Task brief:
Extract, exactly as written, all lines of the material below from the line that includes "Extract all readable text from this page." through its last line.
## start
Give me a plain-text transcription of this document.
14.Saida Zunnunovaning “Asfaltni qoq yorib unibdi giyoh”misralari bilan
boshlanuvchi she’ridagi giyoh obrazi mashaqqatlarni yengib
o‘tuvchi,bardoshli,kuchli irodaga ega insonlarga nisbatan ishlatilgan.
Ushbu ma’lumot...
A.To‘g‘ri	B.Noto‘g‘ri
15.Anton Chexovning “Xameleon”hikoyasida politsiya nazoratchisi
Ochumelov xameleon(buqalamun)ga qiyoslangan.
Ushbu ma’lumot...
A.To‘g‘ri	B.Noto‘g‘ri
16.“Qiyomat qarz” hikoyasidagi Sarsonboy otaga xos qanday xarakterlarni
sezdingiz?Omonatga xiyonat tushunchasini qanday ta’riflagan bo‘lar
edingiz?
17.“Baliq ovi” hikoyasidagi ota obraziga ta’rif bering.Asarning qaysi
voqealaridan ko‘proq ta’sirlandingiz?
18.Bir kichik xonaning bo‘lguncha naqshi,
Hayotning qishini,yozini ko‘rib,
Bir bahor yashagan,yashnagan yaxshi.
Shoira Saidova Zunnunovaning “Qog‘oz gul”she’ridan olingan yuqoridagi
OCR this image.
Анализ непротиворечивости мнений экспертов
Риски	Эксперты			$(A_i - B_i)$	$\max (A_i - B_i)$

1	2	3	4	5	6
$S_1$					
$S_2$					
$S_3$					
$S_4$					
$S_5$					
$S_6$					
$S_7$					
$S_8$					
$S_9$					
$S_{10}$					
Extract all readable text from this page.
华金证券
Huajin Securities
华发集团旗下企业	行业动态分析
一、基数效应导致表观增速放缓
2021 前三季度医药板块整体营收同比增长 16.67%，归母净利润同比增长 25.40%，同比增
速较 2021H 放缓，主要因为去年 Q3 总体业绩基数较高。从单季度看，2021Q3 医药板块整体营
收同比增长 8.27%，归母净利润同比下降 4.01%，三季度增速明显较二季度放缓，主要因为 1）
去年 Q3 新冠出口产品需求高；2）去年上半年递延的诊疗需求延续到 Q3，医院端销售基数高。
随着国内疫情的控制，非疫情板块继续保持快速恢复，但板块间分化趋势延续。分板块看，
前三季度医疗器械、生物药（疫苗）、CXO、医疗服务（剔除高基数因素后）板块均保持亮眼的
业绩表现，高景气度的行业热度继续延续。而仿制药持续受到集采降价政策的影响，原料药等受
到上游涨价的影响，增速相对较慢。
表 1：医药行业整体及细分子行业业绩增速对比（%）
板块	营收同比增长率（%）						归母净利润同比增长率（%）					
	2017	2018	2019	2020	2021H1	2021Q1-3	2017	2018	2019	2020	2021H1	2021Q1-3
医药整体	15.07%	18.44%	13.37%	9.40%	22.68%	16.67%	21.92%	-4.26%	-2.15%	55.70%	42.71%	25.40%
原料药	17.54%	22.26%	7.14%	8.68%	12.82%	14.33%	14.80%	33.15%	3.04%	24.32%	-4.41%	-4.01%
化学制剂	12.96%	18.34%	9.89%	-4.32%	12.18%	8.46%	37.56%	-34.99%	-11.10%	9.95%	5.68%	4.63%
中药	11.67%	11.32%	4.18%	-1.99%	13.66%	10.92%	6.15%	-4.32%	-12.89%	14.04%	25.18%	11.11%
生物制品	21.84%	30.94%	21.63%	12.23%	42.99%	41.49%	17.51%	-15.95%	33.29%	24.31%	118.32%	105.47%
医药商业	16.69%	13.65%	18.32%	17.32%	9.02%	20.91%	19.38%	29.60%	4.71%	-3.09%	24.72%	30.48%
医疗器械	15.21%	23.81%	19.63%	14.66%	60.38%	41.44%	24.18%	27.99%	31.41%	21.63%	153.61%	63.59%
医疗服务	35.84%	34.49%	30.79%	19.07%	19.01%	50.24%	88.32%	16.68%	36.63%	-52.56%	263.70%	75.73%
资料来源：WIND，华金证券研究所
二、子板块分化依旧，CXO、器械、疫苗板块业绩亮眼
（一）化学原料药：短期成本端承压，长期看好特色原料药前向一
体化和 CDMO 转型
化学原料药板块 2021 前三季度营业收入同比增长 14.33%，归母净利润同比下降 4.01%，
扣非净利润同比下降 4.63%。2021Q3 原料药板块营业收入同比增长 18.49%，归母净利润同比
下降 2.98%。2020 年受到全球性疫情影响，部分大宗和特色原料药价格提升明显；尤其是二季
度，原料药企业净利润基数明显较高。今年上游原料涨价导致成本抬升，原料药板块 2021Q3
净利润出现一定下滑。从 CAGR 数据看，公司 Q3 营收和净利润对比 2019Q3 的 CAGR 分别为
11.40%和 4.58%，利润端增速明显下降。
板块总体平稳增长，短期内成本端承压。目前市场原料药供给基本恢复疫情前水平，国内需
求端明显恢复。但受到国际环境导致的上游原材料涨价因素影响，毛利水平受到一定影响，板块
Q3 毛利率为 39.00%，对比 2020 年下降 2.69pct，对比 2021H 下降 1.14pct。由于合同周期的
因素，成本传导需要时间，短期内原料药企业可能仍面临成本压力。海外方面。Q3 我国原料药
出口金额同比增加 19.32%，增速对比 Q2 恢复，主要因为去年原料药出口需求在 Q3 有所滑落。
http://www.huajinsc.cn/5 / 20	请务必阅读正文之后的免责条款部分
## end
Exercise solution:
Extract all readable text from this page.
华金证券
Huajin Securities
华发集团旗下企业	行业动态分析
一、基数效应导致表观增速放缓
2021 前三季度医药板块整体营收同比增长 16.67%，归母净利润同比增长 25.40%，同比增
速较 2021H 放缓，主要因为去年 Q3 总体业绩基数较高。从单季度看，2021Q3 医药板块整体营
收同比增长 8.27%，归母净利润同比下降 4.01%，三季度增速明显较二季度放缓，主要因为 1）
去年 Q3 新冠出口产品需求高；2）去年上半年递延的诊疗需求延续到 Q3，医院端销售基数高。
随着国内疫情的控制，非疫情板块继续保持快速恢复，但板块间分化趋势延续。分板块看，
前三季度医疗器械、生物药（疫苗）、CXO、医疗服务（剔除高基数因素后）板块均保持亮眼的
业绩表现，高景气度的行业热度继续延续。而仿制药持续受到集采降价政策的影响，原料药等受
到上游涨价的影响，增速相对较慢。
表 1：医药行业整体及细分子行业业绩增速对比（%）
板块	营收同比增长率（%）						归母净利润同比增长率（%）					
	2017	2018	2019	2020	2021H1	2021Q1-3	2017	2018	2019	2020	2021H1	2021Q1-3
医药整体	15.07%	18.44%	13.37%	9.40%	22.68%	16.67%	21.92%	-4.26%	-2.15%	55.70%	42.71%	25.40%
原料药	17.54%	22.26%	7.14%	8.68%	12.82%	14.33%	14.80%	33.15%	3.04%	24.32%	-4.41%	-4.01%
化学制剂	12.96%	18.34%	9.89%	-4.32%	12.18%	8.46%	37.56%	-34.99%	-11.10%	9.95%	5.68%	4.63%
中药	11.67%	11.32%	4.18%	-1.99%	13.66%	10.92%	6.15%	-4.32%	-12.89%	14.04%	25.18%	11.11%
生物制品	21.84%	30.94%	21.63%	12.23%	42.99%	41.49%	17.51%	-15.95%	33.29%	24.31%	118.32%	105.47%
医药商业	16.69%	13.65%	18.32%	17.32%	9.02%	20.91%	19.38%	29.60%	4.71%	-3.09%	24.72%	30.48%
医疗器械	15.21%	23.81%	19.63%	14.66%	60.38%	41.44%	24.18%	27.99%	31.41%	21.63%	153.61%	63.59%
医疗服务	35.84%	34.49%	30.79%	19.07%	19.01%	50.24%	88.32%	16.68%	36.63%	-52.56%	263.70%	75.73%
资料来源：WIND，华金证券研究所
二、子板块分化依旧，CXO、器械、疫苗板块业绩亮眼
（一）化学原料药：短期成本端承压，长期看好特色原料药前向一
体化和 CDMO 转型
化学原料药板块 2021 前三季度营业收入同比增长 14.33%，归母净利润同比下降 4.01%，
扣非净利润同比下降 4.63%。2021Q3 原料药板块营业收入同比增长 18.49%，归母净利润同比
下降 2.98%。2020 年受到全球性疫情影响，部分大宗和特色原料药价格提升明显；尤其是二季
度，原料药企业净利润基数明显较高。今年上游原料涨价导致成本抬升，原料药板块 2021Q3
净利润出现一定下滑。从 CAGR 数据看，公司 Q3 营收和净利润对比 2019Q3 的 CAGR 分别为
11.40%和 4.58%，利润端增速明显下降。
板块总体平稳增长，短期内成本端承压。目前市场原料药供给基本恢复疫情前水平，国内需
求端明显恢复。但受到国际环境导致的上游原材料涨价因素影响，毛利水平受到一定影响，板块
Q3 毛利率为 39.00%，对比 2020 年下降 2.69pct，对比 2021H 下降 1.14pct。由于合同周期的
因素，成本传导需要时间，短期内原料药企业可能仍面临成本压力。海外方面。Q3 我国原料药
出口金额同比增加 19.32%，增速对比 Q2 恢复，主要因为去年原料药出口需求在 Q3 有所滑落。
http://www.huajinsc.cn/5 / 20	请务必阅读正文之后的免责条款部分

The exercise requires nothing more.